-- Start of Dataset rows --
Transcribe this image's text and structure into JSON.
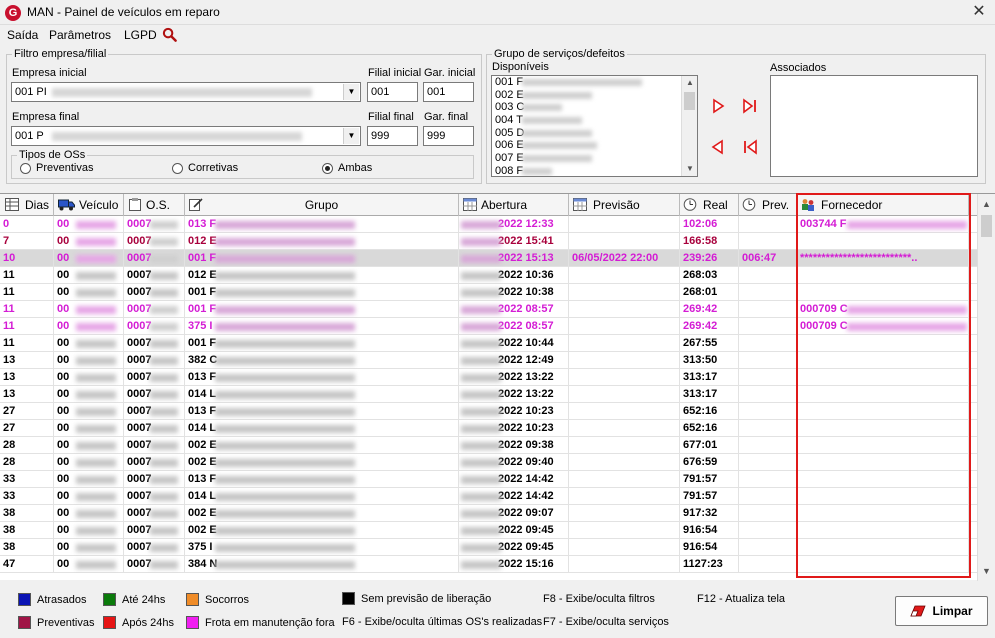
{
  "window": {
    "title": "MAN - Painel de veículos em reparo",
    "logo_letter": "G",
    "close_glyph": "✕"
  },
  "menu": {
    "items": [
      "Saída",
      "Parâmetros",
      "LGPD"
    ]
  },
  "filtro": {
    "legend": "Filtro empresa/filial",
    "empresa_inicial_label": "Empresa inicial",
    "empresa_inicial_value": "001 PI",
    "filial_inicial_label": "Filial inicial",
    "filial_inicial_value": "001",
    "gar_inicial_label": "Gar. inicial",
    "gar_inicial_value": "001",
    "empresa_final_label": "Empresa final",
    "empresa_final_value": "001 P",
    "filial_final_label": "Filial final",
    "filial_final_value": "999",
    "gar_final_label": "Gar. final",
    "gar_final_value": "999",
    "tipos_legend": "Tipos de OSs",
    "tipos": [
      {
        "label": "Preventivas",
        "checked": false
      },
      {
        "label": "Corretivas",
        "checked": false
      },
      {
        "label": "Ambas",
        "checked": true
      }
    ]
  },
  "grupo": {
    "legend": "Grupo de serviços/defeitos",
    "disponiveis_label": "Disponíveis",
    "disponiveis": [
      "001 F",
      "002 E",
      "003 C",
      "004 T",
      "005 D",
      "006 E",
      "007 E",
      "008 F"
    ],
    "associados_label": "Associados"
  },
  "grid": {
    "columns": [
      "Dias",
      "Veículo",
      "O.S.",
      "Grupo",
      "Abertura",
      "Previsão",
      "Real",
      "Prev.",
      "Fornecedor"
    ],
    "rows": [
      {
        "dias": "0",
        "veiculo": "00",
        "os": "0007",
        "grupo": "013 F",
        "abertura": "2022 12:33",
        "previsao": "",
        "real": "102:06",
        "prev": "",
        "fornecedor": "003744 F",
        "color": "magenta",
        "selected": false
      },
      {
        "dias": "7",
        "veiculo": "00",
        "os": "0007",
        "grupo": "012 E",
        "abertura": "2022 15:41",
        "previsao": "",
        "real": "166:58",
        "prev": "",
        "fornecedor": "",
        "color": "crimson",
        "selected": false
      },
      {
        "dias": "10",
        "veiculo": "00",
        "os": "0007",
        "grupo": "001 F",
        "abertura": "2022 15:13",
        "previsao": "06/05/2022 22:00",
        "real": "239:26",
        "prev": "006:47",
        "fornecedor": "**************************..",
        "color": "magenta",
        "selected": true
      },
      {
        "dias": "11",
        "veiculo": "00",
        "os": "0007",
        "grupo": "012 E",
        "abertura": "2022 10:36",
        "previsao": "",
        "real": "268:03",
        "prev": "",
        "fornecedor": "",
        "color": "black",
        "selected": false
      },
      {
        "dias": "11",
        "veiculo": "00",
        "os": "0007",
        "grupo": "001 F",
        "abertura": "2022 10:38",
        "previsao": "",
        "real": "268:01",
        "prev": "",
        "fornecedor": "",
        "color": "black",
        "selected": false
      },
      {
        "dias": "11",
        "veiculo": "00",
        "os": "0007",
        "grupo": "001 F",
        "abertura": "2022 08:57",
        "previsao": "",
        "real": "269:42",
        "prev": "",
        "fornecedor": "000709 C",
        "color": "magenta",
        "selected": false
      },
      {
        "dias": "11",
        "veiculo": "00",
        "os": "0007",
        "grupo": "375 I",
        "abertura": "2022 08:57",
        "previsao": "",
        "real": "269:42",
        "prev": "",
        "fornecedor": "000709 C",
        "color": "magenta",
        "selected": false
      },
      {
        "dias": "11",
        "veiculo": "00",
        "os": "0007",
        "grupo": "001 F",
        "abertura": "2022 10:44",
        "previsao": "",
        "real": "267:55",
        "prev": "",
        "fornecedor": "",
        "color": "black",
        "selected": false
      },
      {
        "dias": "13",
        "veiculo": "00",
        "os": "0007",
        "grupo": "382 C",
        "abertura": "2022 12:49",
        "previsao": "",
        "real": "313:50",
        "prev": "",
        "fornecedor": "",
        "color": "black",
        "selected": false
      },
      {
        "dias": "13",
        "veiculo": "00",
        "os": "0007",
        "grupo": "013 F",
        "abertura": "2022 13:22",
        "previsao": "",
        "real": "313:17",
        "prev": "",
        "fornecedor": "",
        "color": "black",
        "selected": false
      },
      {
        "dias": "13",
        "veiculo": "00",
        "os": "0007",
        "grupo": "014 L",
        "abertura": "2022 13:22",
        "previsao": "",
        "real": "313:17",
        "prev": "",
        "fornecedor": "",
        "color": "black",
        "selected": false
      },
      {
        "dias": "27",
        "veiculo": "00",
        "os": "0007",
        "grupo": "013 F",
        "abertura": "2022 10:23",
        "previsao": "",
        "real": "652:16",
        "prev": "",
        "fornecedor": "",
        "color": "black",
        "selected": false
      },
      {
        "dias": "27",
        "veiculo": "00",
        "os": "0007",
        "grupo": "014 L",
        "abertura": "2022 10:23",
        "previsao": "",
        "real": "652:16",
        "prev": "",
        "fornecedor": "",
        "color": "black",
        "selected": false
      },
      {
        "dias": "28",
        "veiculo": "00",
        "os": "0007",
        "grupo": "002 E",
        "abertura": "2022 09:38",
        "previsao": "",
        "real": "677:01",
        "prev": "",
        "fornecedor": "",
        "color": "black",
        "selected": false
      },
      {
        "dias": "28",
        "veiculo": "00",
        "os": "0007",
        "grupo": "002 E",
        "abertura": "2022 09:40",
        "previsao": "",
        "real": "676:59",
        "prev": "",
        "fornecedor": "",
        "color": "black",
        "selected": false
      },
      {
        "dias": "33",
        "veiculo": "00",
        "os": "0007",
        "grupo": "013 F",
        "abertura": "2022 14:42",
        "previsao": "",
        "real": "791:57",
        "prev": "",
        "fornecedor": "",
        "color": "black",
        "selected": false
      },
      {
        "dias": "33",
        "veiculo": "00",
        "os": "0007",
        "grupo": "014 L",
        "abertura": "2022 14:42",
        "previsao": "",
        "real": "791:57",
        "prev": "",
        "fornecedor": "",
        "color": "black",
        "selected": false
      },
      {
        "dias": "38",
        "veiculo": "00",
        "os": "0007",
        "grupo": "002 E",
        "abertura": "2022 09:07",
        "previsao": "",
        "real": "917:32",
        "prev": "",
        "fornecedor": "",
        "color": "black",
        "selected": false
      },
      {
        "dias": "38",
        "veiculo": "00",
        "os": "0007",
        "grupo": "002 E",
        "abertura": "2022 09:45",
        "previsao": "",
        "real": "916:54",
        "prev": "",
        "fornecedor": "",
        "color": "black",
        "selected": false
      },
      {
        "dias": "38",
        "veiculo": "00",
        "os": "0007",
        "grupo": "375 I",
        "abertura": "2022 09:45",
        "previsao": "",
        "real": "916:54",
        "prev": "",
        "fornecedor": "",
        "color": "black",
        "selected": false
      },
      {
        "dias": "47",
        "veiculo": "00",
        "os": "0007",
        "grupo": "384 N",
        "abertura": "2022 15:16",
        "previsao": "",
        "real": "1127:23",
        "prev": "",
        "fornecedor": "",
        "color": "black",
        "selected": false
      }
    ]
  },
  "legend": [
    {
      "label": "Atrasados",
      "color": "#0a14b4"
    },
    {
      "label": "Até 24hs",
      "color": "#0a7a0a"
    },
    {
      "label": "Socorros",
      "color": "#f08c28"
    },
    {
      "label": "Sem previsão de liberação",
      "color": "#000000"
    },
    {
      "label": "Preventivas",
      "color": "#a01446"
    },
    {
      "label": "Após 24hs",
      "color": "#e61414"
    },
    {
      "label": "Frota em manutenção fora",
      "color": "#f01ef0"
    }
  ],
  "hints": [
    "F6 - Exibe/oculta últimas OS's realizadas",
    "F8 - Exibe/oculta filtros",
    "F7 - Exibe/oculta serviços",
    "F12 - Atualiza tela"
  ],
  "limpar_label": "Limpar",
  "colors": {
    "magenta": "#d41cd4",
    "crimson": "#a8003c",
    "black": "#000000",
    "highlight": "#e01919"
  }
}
-- End of Dataset rows --
Count the lines above that contain the word "serviços", and reply with only that number.

2